▶ Фрагмент для чтения
********
Но если подобные соображения выдвигались перед И. И. Шуваловым еще при жизни Елизаветы Петровны, то Петр III, придя к власти, мог проявить к ним вполне практический интерес: ведь Шувалов, общавшийся с Ломоносовым, оказался в числе тех сановников предыдущего царствования, к которым император относился с уважением. А сами эти соображения, отнюдь не покушавшиеся на «потрясение и истребление» православия, вписывались в духовный контекст эпохи.
Несколько иной была природа слуха, будто бы Петр Федорович то ли собирался, то ли уже повелел обрить бороды духовенству, приближая внешний вид священников к протестантским пасторам. Дошел этот слух, хотя и с опозданием, и до Вольтера, который отнесся к нему одобрительно. «Я считаю это хорошим, сюжет заслуживает того», — писал он в одном из августовских писем 1762 г. [204, т. 25, с. 144]. Однако источниками таксе намерение Петра III не подтверждалось, а в современной событиям немецкой публицистике объяснялось недоразумением: якобы священник российского консульства в Гамбурге (дабы местное население не путало его с раввином) просил Синод разрешения обриться [197, с. 69–70]. Таксе происшествие и в самом деле имело место, хотя случилось несколькими годами ранее и выглядело иначе.
В 1756 г. Синод наказал иеромонаха православной придворной церкви в Киле за то, что тот самовольно сбрил себе усы и бороду. В том же году появился знаменитый антиклерикальный «Гимн бороде» М. В. Ломоносова, вызвавший скандал в кругах высшего духовенства. Одним из позднейших отзвуков «Гимна» и явились, по-видимому, слухи о намерениях Петра III обрить бороды духовенству. Как бы это не оценивать, но неоднократное сопряжение имен великого русского ученого и императора примечательно само по себе — запомним это!
********
▶ Записи набора данных
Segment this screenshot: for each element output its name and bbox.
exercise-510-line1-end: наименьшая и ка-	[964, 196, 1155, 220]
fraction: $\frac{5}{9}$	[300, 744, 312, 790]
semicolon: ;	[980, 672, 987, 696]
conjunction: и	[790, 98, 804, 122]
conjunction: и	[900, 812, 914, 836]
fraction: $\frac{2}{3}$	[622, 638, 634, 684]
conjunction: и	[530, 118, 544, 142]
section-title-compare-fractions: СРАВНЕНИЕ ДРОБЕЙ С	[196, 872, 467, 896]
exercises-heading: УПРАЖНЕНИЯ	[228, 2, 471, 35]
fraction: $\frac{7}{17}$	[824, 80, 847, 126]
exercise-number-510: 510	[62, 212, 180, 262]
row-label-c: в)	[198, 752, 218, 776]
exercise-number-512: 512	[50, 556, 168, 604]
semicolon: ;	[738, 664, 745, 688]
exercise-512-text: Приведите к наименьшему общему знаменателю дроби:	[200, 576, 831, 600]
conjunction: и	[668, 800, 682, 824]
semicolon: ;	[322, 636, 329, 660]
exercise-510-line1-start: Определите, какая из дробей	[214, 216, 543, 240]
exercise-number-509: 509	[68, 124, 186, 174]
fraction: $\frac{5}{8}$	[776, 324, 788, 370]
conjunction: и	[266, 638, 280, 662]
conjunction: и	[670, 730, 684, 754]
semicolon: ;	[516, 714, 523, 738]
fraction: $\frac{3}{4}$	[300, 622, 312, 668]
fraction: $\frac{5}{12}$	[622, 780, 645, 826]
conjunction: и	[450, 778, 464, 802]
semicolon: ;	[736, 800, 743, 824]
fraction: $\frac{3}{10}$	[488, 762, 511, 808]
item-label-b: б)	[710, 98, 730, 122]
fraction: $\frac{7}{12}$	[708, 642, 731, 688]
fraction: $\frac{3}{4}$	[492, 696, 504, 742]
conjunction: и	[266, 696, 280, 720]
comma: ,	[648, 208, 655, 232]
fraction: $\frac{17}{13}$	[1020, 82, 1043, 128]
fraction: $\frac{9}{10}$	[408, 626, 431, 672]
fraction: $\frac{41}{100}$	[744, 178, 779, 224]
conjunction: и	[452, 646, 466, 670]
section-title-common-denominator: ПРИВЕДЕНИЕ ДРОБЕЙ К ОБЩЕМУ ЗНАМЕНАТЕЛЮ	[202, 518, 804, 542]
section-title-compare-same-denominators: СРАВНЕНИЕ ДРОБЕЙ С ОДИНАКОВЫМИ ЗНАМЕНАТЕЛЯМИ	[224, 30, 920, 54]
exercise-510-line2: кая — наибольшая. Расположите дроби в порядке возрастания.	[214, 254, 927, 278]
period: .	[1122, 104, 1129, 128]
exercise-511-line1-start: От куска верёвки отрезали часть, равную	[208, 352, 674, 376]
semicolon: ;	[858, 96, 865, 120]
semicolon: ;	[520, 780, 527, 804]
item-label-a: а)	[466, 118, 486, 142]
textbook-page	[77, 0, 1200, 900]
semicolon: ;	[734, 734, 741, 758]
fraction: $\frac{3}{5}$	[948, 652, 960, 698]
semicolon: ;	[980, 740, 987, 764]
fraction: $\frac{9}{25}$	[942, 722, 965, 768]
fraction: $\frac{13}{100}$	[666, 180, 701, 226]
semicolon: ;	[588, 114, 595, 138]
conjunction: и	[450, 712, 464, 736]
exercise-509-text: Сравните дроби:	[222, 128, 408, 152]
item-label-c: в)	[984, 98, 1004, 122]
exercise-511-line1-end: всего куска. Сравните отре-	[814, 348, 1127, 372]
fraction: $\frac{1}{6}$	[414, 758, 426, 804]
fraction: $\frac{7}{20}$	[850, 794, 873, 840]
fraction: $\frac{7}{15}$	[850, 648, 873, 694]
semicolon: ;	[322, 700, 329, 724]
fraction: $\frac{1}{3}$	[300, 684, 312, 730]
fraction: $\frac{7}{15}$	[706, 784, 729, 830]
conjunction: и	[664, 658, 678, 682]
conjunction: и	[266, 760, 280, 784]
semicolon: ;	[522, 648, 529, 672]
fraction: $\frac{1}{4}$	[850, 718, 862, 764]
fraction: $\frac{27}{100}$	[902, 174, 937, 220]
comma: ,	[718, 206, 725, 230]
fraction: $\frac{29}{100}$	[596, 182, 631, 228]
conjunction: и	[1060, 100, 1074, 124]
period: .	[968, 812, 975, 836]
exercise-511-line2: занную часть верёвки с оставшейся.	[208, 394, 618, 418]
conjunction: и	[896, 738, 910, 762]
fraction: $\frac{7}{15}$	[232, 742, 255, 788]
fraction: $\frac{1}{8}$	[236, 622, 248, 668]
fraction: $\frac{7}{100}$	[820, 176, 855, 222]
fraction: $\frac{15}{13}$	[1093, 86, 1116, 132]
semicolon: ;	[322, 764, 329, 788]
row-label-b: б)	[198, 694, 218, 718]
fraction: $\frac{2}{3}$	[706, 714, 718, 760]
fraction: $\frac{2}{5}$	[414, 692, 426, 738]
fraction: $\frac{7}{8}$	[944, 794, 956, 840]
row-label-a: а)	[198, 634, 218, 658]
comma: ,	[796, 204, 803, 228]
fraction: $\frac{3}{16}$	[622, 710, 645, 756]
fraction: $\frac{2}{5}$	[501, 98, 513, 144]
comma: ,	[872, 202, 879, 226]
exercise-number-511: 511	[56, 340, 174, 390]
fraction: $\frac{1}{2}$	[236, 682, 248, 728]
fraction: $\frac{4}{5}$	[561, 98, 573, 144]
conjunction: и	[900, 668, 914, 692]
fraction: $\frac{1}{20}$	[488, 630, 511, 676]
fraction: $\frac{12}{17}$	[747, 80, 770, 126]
********
▶ Задания
(1) Перепечатайте без изменений записи от их первой строки до строки с «118, 544, 142]», обе границы включительно.
(2) Продолжите фрагмент о слухах вокруг Петра III и Ломоносова, начав сразу после его последнего предложения.

▶ Ответы к заданиям
(1)
Segment this screenshot: for each element output its name and bbox.
exercise-510-line1-end: наименьшая и ка-	[964, 196, 1155, 220]
fraction: $\frac{5}{9}$	[300, 744, 312, 790]
semicolon: ;	[980, 672, 987, 696]
conjunction: и	[790, 98, 804, 122]
conjunction: и	[900, 812, 914, 836]
fraction: $\frac{2}{3}$	[622, 638, 634, 684]
conjunction: и	[530, 118, 544, 142]

(2)
Что же касается обвинений Петра III в намерении ввести «иноверный закон», то сделано это было Екатериной с очевидной целью — привлечь на свою сторону церковных иерархов. Не случайно, что это обвинение в числе прочих «пороков» было в манифесте поставлено на первое место. Одновременно императрица демонстративно отменила начавшуюся секуляризацию монастырских имений. Возобновив ее два года спустя, сна лишь подтвердила чисто демагогический характер этого пропагандистского залпа.
Столь же обманными и неискренними были итоговые слова манифеста, будто бы Екатерина вступила на престол по «желанию всех наших верноподданных». Насколько «явным и нелицемерным» это желание было, свидетельствовал ход самого переворота. У сторонников Екатерины в эти часы и дни было немало критических ситуаций, когда замысел заговорщиков висел, казалось бы, на волоске. В самый ответственный момент, когда сторонники Екатерины утром 28 июня агитировали в Петербурге гвардейские полки в свою пользу, им пришлось встретиться не только с колебаниями, но даже с глухим, а подчас и открытым сопротивлением. Многие офицеры призывали солдат не поддаваться уговорам, а оставаться верными присяге. Когда измайловцы и семеновцы уже высказались в поддержку Екатерины, именно преображенцы в ответ на призывы своих офицеров С. Р. Воронцова, П. И. Измайлова и П. П. Воейкова сохранять верность Петру III дружно кричали: «Мы умрем за него!» [51, с. 36]. Поведение офицеров, оставшихся верными присяге, для сторонников новой императрицы, естественно, было опасным. Многие из них (в том числе С. Р. Воронцов) были арестованы, в то время как ряд приближенных к Петру III сановников, отбыв кратковременное задержание, был выпущен[8].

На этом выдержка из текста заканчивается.